Items from a data source
= = =

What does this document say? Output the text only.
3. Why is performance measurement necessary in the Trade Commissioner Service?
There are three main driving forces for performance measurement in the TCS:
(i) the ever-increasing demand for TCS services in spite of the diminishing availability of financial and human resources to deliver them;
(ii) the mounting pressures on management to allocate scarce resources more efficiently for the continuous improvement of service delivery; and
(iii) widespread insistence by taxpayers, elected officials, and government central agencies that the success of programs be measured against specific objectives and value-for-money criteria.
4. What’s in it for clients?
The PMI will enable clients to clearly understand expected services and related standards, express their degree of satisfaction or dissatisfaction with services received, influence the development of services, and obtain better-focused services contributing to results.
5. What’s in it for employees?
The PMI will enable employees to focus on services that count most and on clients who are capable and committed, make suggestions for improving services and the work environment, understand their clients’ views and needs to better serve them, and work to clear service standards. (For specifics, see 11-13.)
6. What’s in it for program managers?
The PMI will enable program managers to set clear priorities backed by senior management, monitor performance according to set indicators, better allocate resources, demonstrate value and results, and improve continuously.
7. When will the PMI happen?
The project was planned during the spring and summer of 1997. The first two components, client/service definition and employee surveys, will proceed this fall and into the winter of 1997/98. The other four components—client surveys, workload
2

= = =

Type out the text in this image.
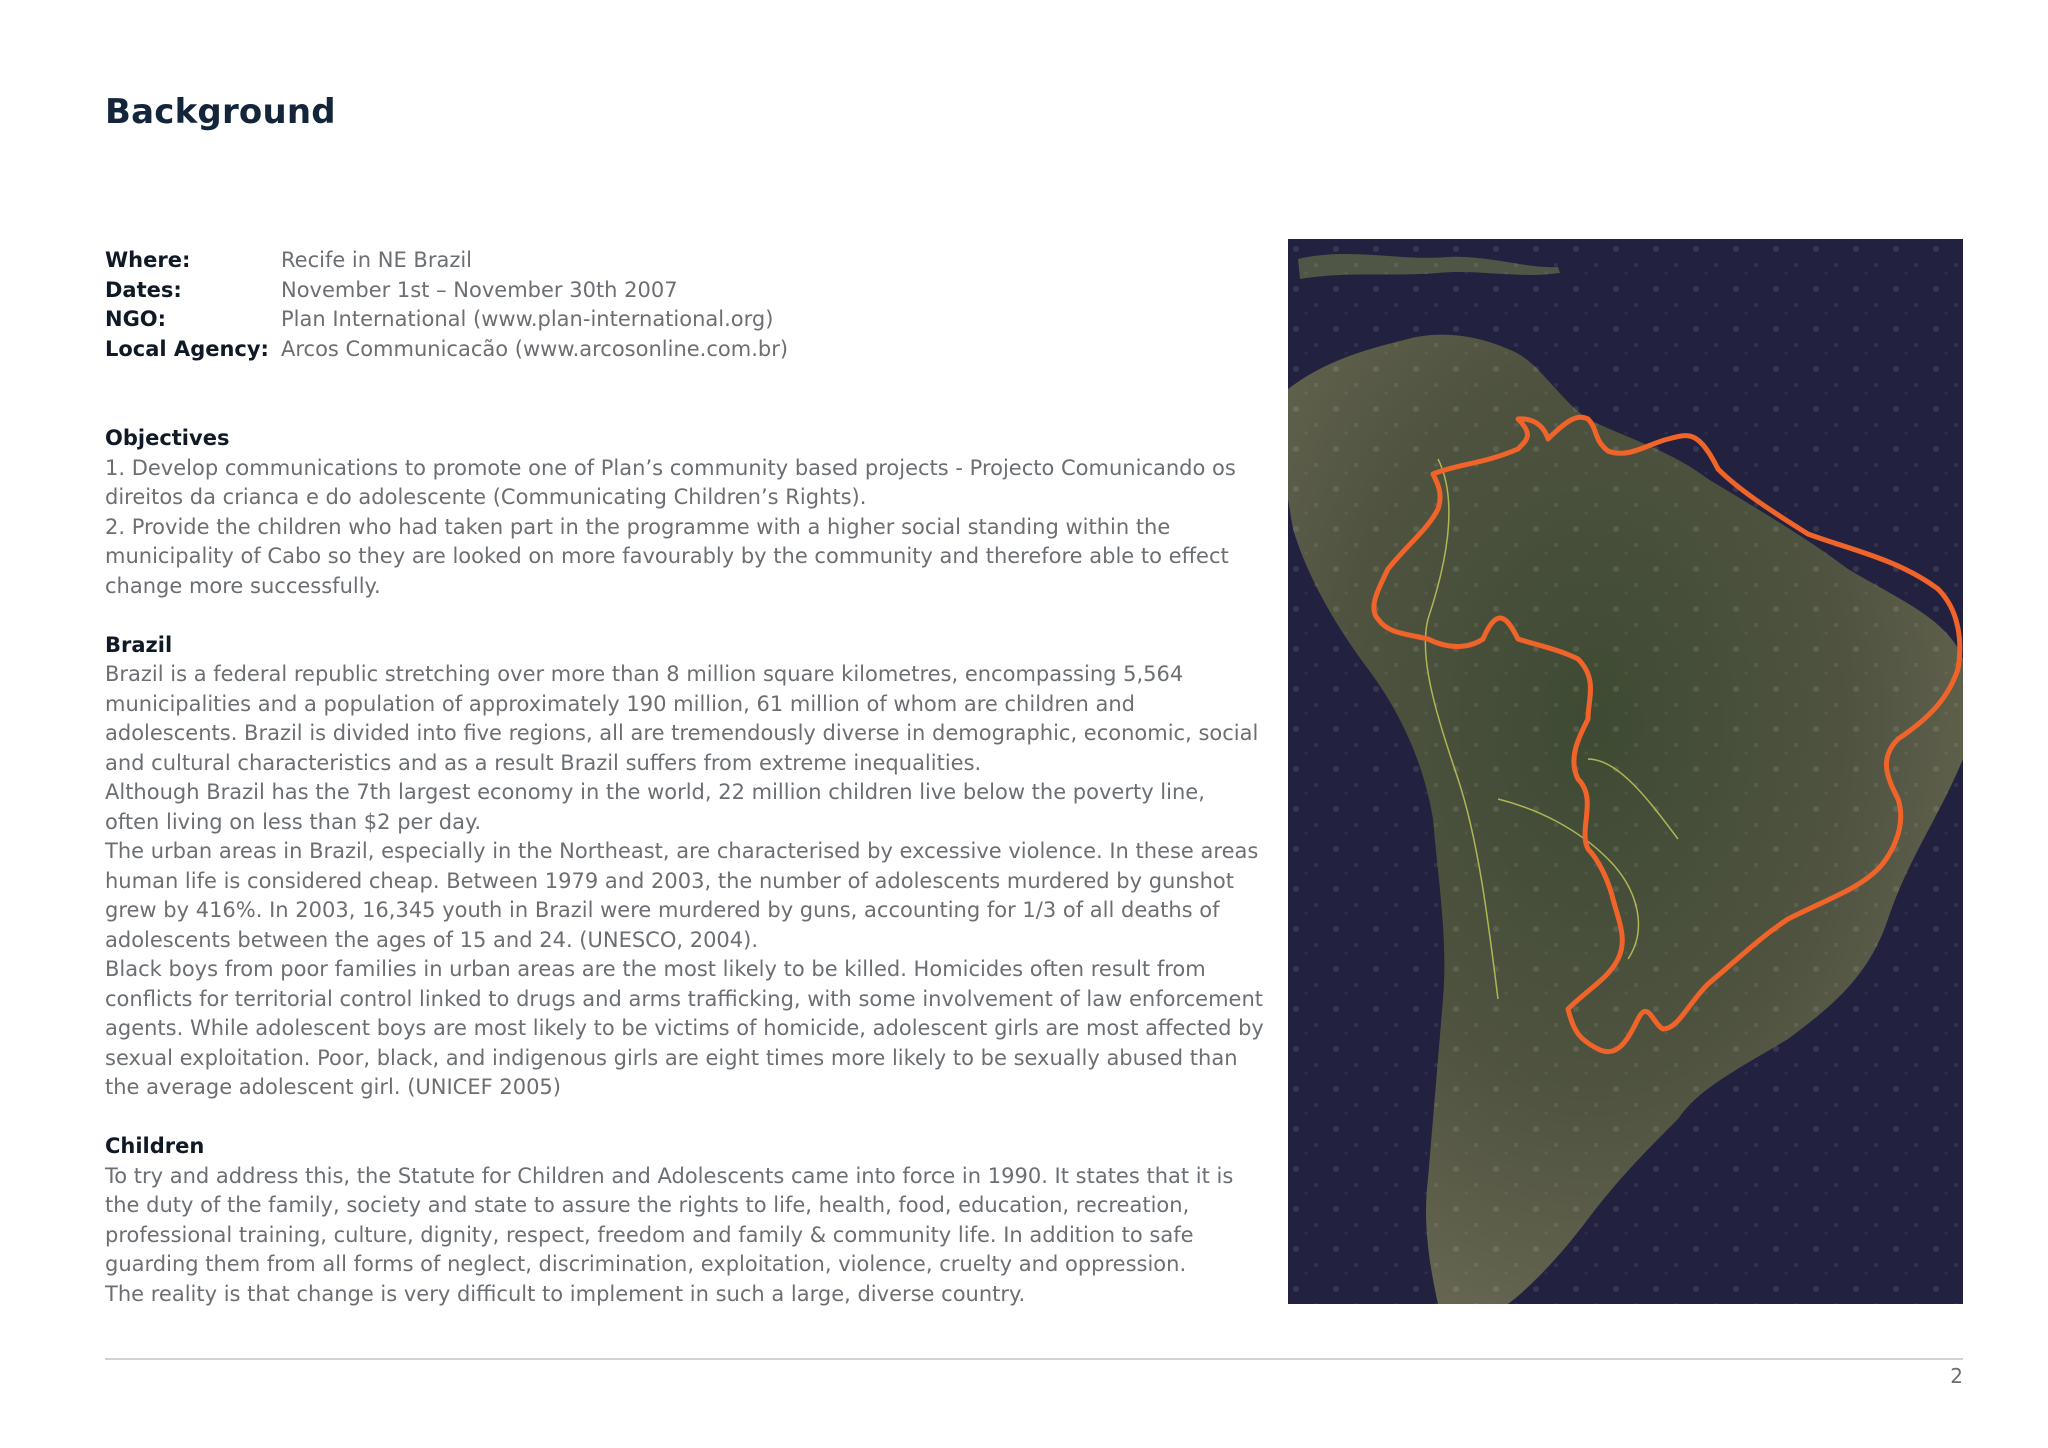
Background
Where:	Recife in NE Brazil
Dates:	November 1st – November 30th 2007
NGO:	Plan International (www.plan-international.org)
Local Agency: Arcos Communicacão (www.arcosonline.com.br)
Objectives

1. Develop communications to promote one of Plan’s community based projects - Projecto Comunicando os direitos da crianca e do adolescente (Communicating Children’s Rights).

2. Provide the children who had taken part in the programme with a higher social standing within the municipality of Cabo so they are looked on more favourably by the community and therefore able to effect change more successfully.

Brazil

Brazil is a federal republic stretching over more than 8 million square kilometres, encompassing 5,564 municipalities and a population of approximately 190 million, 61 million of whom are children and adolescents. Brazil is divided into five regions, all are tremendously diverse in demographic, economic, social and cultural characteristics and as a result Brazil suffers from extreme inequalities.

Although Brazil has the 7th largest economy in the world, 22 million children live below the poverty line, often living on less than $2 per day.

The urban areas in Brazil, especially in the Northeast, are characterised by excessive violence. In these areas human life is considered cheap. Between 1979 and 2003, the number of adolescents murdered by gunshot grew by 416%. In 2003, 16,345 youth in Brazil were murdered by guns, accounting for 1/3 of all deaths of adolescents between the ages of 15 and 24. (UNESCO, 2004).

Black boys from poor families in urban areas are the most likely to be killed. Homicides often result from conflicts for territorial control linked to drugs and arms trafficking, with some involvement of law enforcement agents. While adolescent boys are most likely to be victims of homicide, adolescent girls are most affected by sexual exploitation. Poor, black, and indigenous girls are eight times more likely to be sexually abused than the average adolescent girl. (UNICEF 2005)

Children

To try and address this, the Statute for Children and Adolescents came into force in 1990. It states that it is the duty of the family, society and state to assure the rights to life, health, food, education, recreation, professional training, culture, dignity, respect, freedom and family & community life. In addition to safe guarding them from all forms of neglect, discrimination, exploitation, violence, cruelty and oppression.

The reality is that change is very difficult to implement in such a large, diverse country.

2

= = =

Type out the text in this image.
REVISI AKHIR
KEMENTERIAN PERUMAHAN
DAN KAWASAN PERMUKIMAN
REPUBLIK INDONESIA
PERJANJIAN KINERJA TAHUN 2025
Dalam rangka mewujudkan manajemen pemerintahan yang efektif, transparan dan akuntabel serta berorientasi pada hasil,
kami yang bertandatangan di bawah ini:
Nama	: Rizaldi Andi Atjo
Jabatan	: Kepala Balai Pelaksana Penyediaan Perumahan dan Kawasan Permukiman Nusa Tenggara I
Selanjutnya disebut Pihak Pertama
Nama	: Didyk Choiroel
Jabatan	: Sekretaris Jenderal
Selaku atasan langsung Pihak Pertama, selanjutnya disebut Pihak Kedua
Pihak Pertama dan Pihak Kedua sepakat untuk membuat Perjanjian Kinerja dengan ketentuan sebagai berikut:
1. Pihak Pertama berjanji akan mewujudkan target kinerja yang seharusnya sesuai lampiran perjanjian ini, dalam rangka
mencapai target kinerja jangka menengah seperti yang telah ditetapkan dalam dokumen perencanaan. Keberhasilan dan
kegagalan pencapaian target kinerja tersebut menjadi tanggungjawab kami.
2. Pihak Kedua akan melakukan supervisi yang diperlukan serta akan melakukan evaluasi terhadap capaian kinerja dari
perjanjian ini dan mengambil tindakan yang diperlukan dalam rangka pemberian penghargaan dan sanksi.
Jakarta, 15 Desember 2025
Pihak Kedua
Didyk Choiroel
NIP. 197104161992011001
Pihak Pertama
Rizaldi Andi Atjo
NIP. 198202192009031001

= = =

TASK BRIEF: Which lines hold the string "areas"? List them all.

WRITTEN ANSWER:
The urban areas in Brazil, especially in the Northeast, are characterised by excessive violence. In these areas human life is considered cheap. Between 1979 and 2003, the number of adolescents murdered by gunshot grew by 416%. In 2003, 16,345 youth in Brazil were murdered by guns, accounting for 1/3 of all deaths of adolescents between the ages of 15 and 24. (UNESCO, 2004).
Black boys from poor families in urban areas are the most likely to be killed. Homicides often result from conflicts for territorial control linked to drugs and arms trafficking, with some involvement of law enforcement agents. While adolescent boys are most likely to be victims of homicide, adolescent girls are most affected by sexual exploitation. Poor, black, and indigenous girls are eight times more likely to be sexually abused than the average adolescent girl. (UNICEF 2005)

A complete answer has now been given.